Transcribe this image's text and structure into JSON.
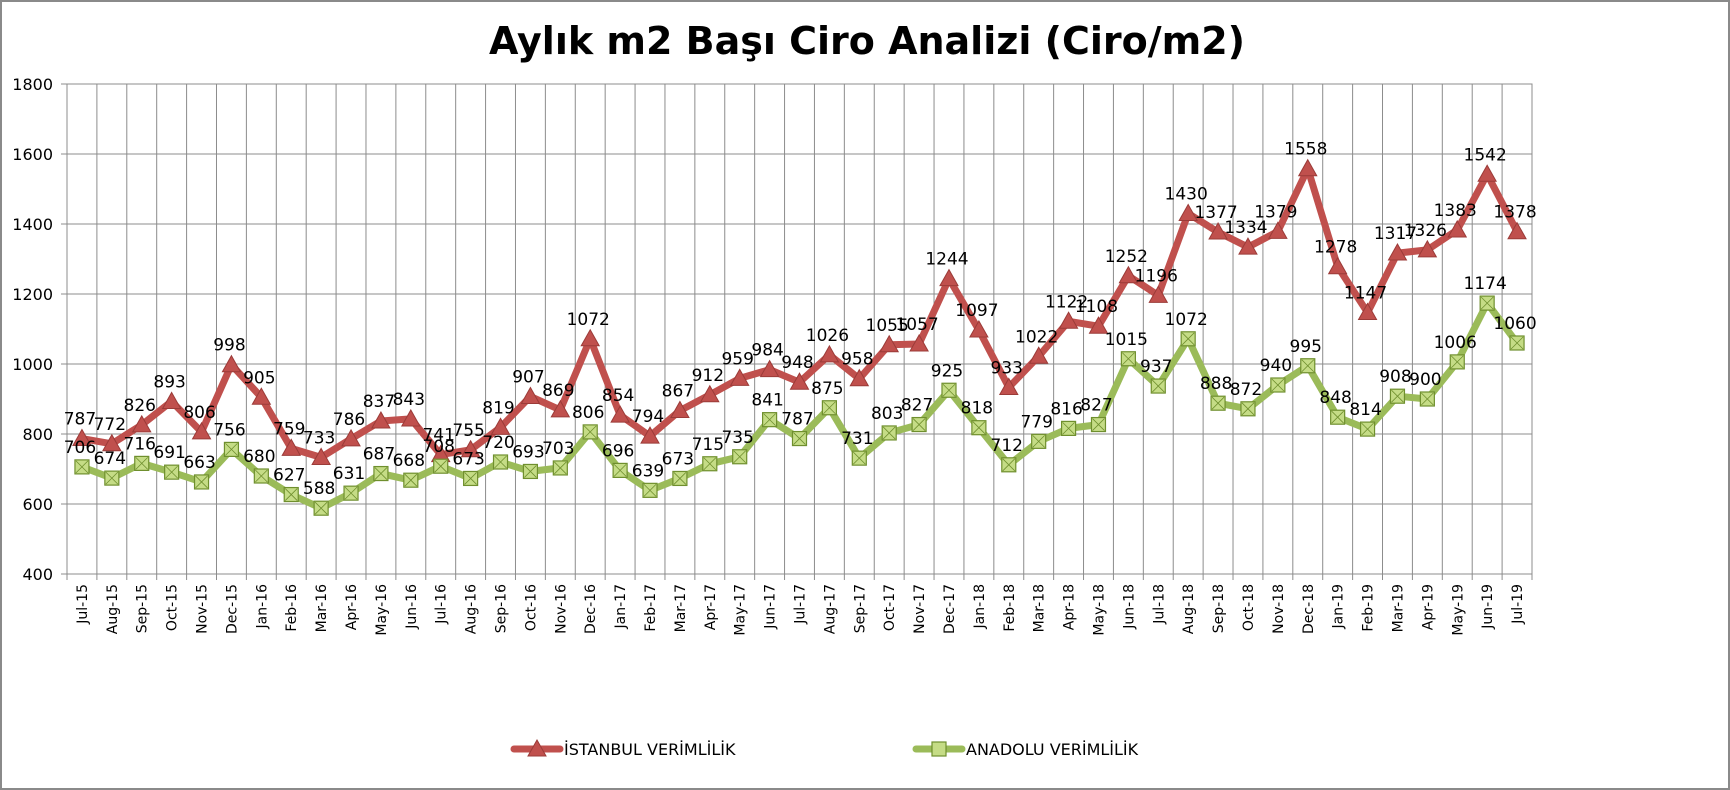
{
  "chart_data": {
    "type": "line",
    "title": "Aylık m2 Başı Ciro Analizi (Ciro/m2)",
    "xlabel": "",
    "ylabel": "",
    "ylim": [
      400,
      1800
    ],
    "yticks": [
      400,
      600,
      800,
      1000,
      1200,
      1400,
      1600,
      1800
    ],
    "grid": true,
    "legend_position": "bottom",
    "categories": [
      "Jul-15",
      "Aug-15",
      "Sep-15",
      "Oct-15",
      "Nov-15",
      "Dec-15",
      "Jan-16",
      "Feb-16",
      "Mar-16",
      "Apr-16",
      "May-16",
      "Jun-16",
      "Jul-16",
      "Aug-16",
      "Sep-16",
      "Oct-16",
      "Nov-16",
      "Dec-16",
      "Jan-17",
      "Feb-17",
      "Mar-17",
      "Apr-17",
      "May-17",
      "Jun-17",
      "Jul-17",
      "Aug-17",
      "Sep-17",
      "Oct-17",
      "Nov-17",
      "Dec-17",
      "Jan-18",
      "Feb-18",
      "Mar-18",
      "Apr-18",
      "May-18",
      "Jun-18",
      "Jul-18",
      "Aug-18",
      "Sep-18",
      "Oct-18",
      "Nov-18",
      "Dec-18",
      "Jan-19",
      "Feb-19",
      "Mar-19",
      "Apr-19",
      "May-19",
      "Jun-19",
      "Jul-19"
    ],
    "series": [
      {
        "name": "İSTANBUL VERİMLİLİK",
        "color": "#c0504d",
        "marker": "triangle",
        "values": [
          787,
          772,
          826,
          893,
          806,
          998,
          905,
          759,
          733,
          786,
          837,
          843,
          741,
          755,
          819,
          907,
          869,
          1072,
          854,
          794,
          867,
          912,
          959,
          984,
          948,
          1026,
          958,
          1055,
          1057,
          1244,
          1097,
          933,
          1022,
          1122,
          1108,
          1252,
          1196,
          1430,
          1377,
          1334,
          1379,
          1558,
          1278,
          1147,
          1317,
          1326,
          1383,
          1542,
          1378
        ]
      },
      {
        "name": "ANADOLU VERİMLİLİK",
        "color": "#9bbb59",
        "marker": "square",
        "values": [
          706,
          674,
          716,
          691,
          663,
          756,
          680,
          627,
          588,
          631,
          687,
          668,
          708,
          673,
          720,
          693,
          703,
          806,
          696,
          639,
          673,
          715,
          735,
          841,
          787,
          875,
          731,
          803,
          827,
          925,
          818,
          712,
          779,
          816,
          827,
          1015,
          937,
          1072,
          888,
          872,
          940,
          995,
          848,
          814,
          908,
          900,
          1006,
          1174,
          1060
        ]
      }
    ]
  }
}
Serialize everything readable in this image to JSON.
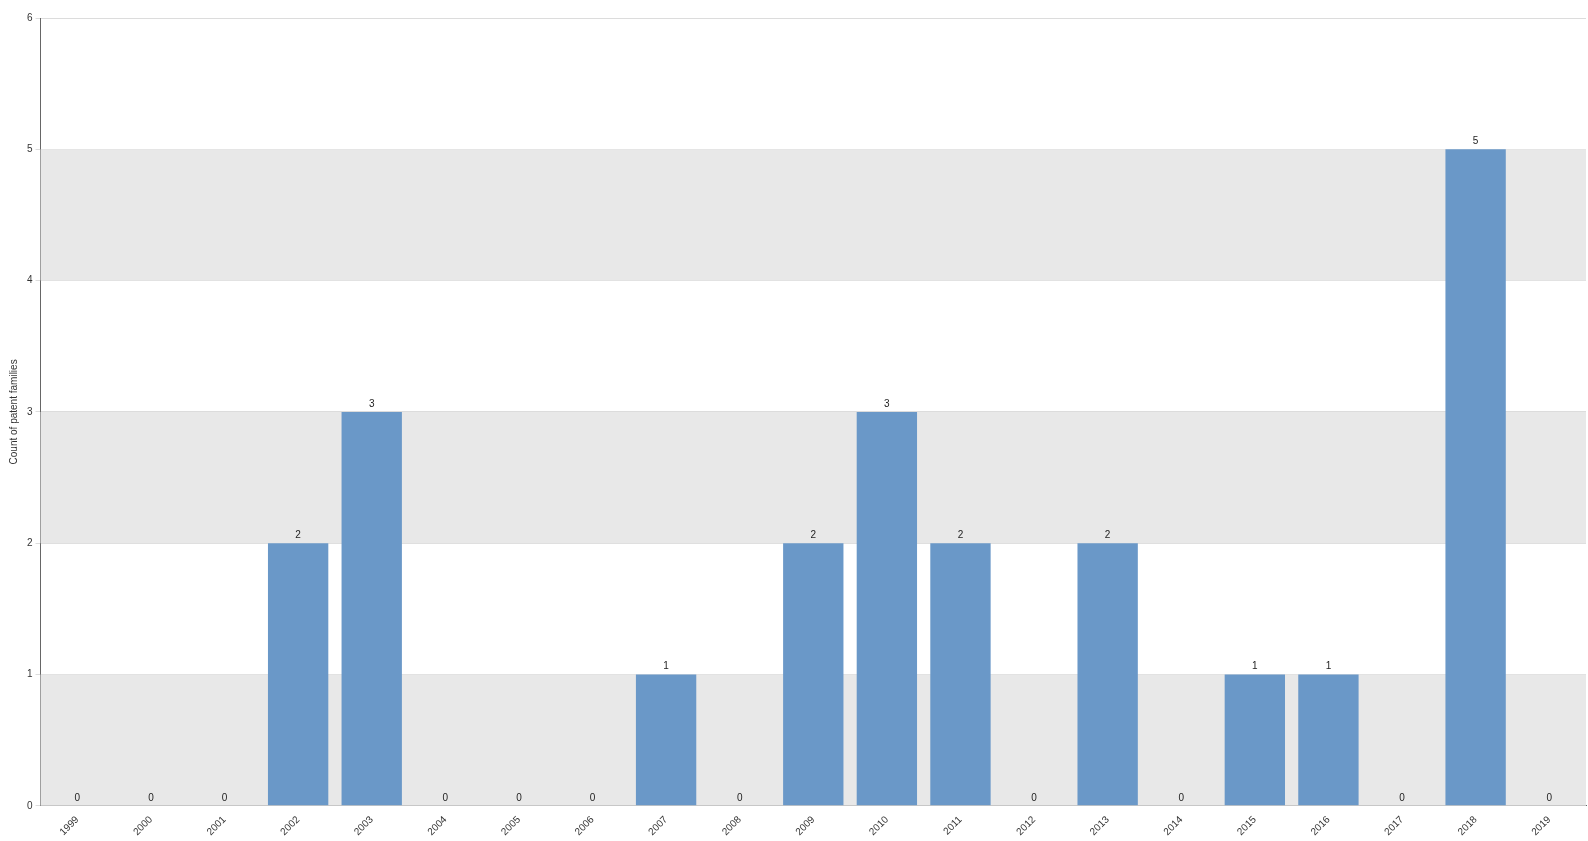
{
  "chart_data": {
    "type": "bar",
    "ylabel": "Count of patent families",
    "categories": [
      "1999",
      "2000",
      "2001",
      "2002",
      "2003",
      "2004",
      "2005",
      "2006",
      "2007",
      "2008",
      "2009",
      "2010",
      "2011",
      "2012",
      "2013",
      "2014",
      "2015",
      "2016",
      "2017",
      "2018",
      "2019"
    ],
    "values": [
      0,
      0,
      0,
      2,
      3,
      0,
      0,
      0,
      1,
      0,
      2,
      3,
      2,
      0,
      2,
      0,
      1,
      1,
      0,
      5,
      0
    ],
    "color": "#6a98c8",
    "ylim": [
      0,
      6
    ],
    "yticks": [
      0,
      1,
      2,
      3,
      4,
      5,
      6
    ],
    "grid": "y",
    "data_labels": true,
    "legend": false
  }
}
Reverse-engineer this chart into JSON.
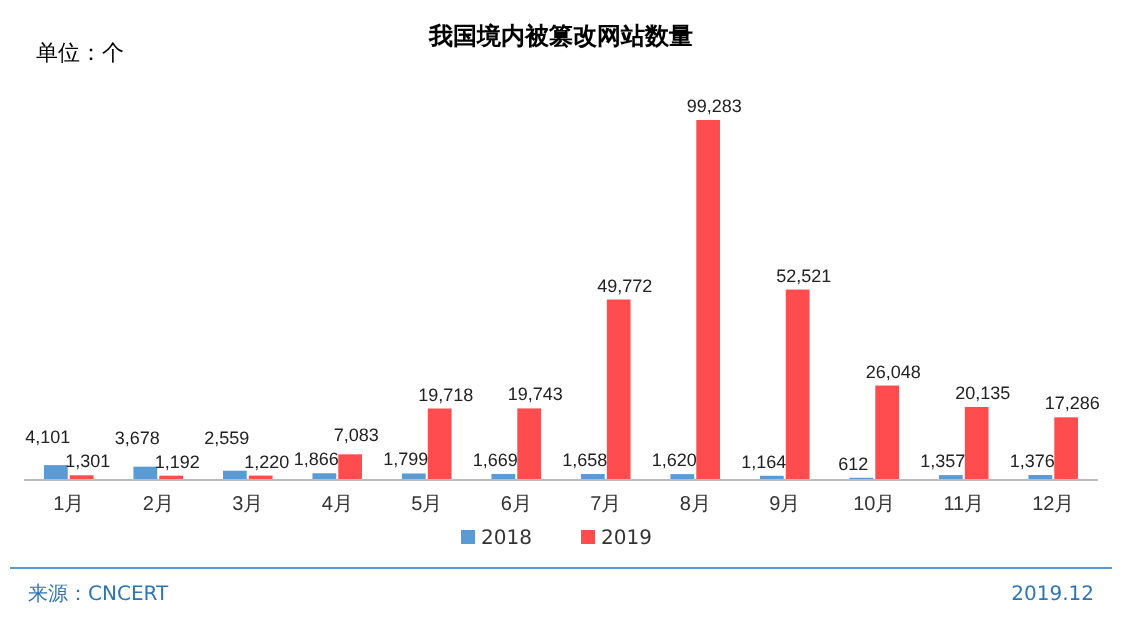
{
  "chart_data": {
    "type": "bar",
    "title": "我国境内被篡改网站数量",
    "categories": [
      "1月",
      "2月",
      "3月",
      "4月",
      "5月",
      "6月",
      "7月",
      "8月",
      "9月",
      "10月",
      "11月",
      "12月"
    ],
    "series": [
      {
        "name": "2018",
        "color": "#5b9bd5",
        "values": [
          4101,
          3678,
          2559,
          1866,
          1799,
          1669,
          1658,
          1620,
          1164,
          612,
          1357,
          1376
        ],
        "value_labels": [
          "4,101",
          "3,678",
          "2,559",
          "1,866",
          "1,799",
          "1,669",
          "1,658",
          "1,620",
          "1,164",
          "612",
          "1,357",
          "1,376"
        ]
      },
      {
        "name": "2019",
        "color": "#ff4d4f",
        "values": [
          1301,
          1192,
          1220,
          7083,
          19718,
          19743,
          49772,
          99283,
          52521,
          26048,
          20135,
          17286
        ],
        "value_labels": [
          "1,301",
          "1,192",
          "1,220",
          "7,083",
          "19,718",
          "19,743",
          "49,772",
          "99,283",
          "52,521",
          "26,048",
          "20,135",
          "17,286"
        ]
      }
    ],
    "legend": "bottom",
    "annotations": [
      "单位：个",
      "来源：CNCERT",
      "2019.12"
    ]
  }
}
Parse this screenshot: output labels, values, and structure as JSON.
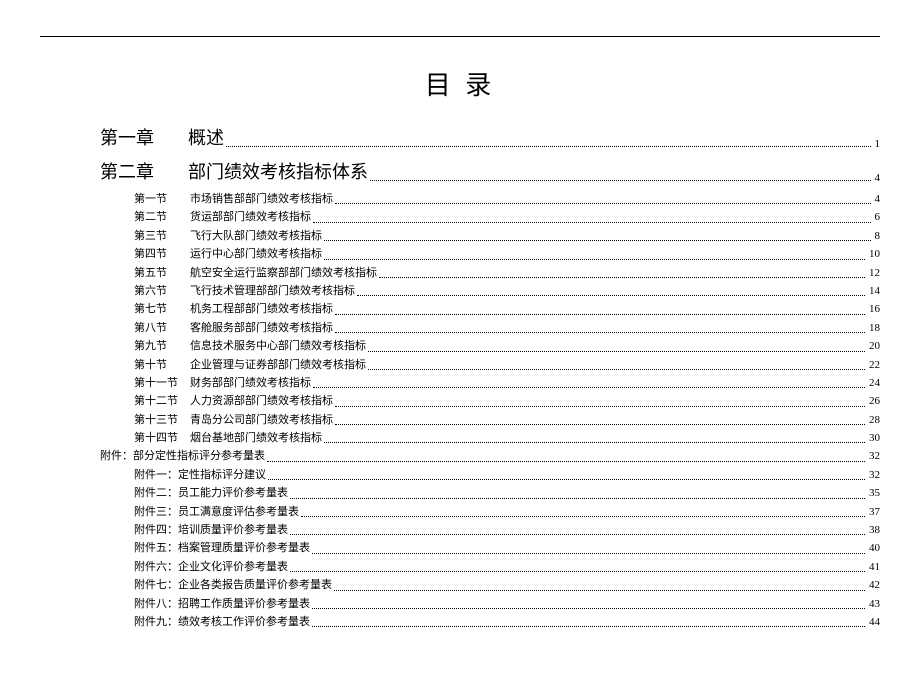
{
  "title": "目 录",
  "chapters": [
    {
      "label": "第一章",
      "text": "概述",
      "page": "1"
    },
    {
      "label": "第二章",
      "text": "部门绩效考核指标体系",
      "page": "4"
    }
  ],
  "sections": [
    {
      "label": "第一节",
      "text": "市场销售部部门绩效考核指标",
      "page": "4"
    },
    {
      "label": "第二节",
      "text": "货运部部门绩效考核指标",
      "page": "6"
    },
    {
      "label": "第三节",
      "text": "飞行大队部门绩效考核指标",
      "page": "8"
    },
    {
      "label": "第四节",
      "text": "运行中心部门绩效考核指标",
      "page": "10"
    },
    {
      "label": "第五节",
      "text": "航空安全运行监察部部门绩效考核指标",
      "page": "12"
    },
    {
      "label": "第六节",
      "text": "飞行技术管理部部门绩效考核指标",
      "page": "14"
    },
    {
      "label": "第七节",
      "text": "机务工程部部门绩效考核指标",
      "page": "16"
    },
    {
      "label": "第八节",
      "text": "客舱服务部部门绩效考核指标",
      "page": "18"
    },
    {
      "label": "第九节",
      "text": "信息技术服务中心部门绩效考核指标",
      "page": "20"
    },
    {
      "label": "第十节",
      "text": "企业管理与证券部部门绩效考核指标",
      "page": "22"
    },
    {
      "label": "第十一节",
      "text": "财务部部门绩效考核指标",
      "page": "24"
    },
    {
      "label": "第十二节",
      "text": "人力资源部部门绩效考核指标",
      "page": "26"
    },
    {
      "label": "第十三节",
      "text": "青岛分公司部门绩效考核指标",
      "page": "28"
    },
    {
      "label": "第十四节",
      "text": "烟台基地部门绩效考核指标",
      "page": "30"
    }
  ],
  "appendixHeader": {
    "text": "附件：部分定性指标评分参考量表",
    "page": "32"
  },
  "appendices": [
    {
      "label": "附件一：",
      "text": "定性指标评分建议",
      "page": "32"
    },
    {
      "label": "附件二：",
      "text": "员工能力评价参考量表",
      "page": "35"
    },
    {
      "label": "附件三：",
      "text": "员工满意度评估参考量表",
      "page": "37"
    },
    {
      "label": "附件四：",
      "text": "培训质量评价参考量表",
      "page": "38"
    },
    {
      "label": "附件五：",
      "text": "档案管理质量评价参考量表",
      "page": "40"
    },
    {
      "label": "附件六：",
      "text": "企业文化评价参考量表",
      "page": "41"
    },
    {
      "label": "附件七：",
      "text": "企业各类报告质量评价参考量表",
      "page": "42"
    },
    {
      "label": "附件八：",
      "text": "招聘工作质量评价参考量表",
      "page": "43"
    },
    {
      "label": "附件九：",
      "text": "绩效考核工作评价参考量表",
      "page": "44"
    }
  ]
}
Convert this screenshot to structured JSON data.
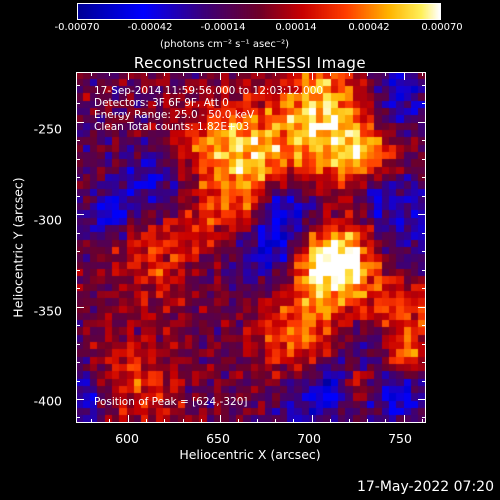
{
  "colorbar": {
    "tick_labels": [
      "-0.00070",
      "-0.00042",
      "-0.00014",
      "0.00014",
      "0.00042",
      "0.00070"
    ],
    "unit_label": "(photons cm⁻² s⁻¹ asec⁻²)",
    "range": [
      -0.0007,
      0.0007
    ]
  },
  "plot": {
    "title": "Reconstructed RHESSI Image",
    "xlabel": "Heliocentric X (arcsec)",
    "ylabel": "Heliocentric Y (arcsec)",
    "x_ticks": [
      "600",
      "650",
      "700",
      "750"
    ],
    "y_ticks": [
      "-250",
      "-300",
      "-350",
      "-400"
    ],
    "x_range": [
      572,
      762
    ],
    "y_range": [
      -413,
      -223
    ],
    "annotations": {
      "time": "17-Sep-2014 11:59:56.000 to 12:03:12.000",
      "detectors": "Detectors: 3F 6F 9F, Att 0",
      "energy": "Energy Range: 25.0 - 50.0 keV",
      "method": "Clean    Total counts: 1.82E+03",
      "peak": "Position of Peak = [624,-320]"
    }
  },
  "timestamp": "17-May-2022 07:20"
}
____
WHAT THE TASK REQUIRES: Copy out every line where the word "this" occurs.

SOLUTION:
Transcribe this image's text and structure into JSON.
Serialize everything readable in this image to JSON.
Reverse-engineer this chart into JSON.
Parse this screenshot: output labels, values, and structure as JSON.
Convert this screenshot to structured JSON data.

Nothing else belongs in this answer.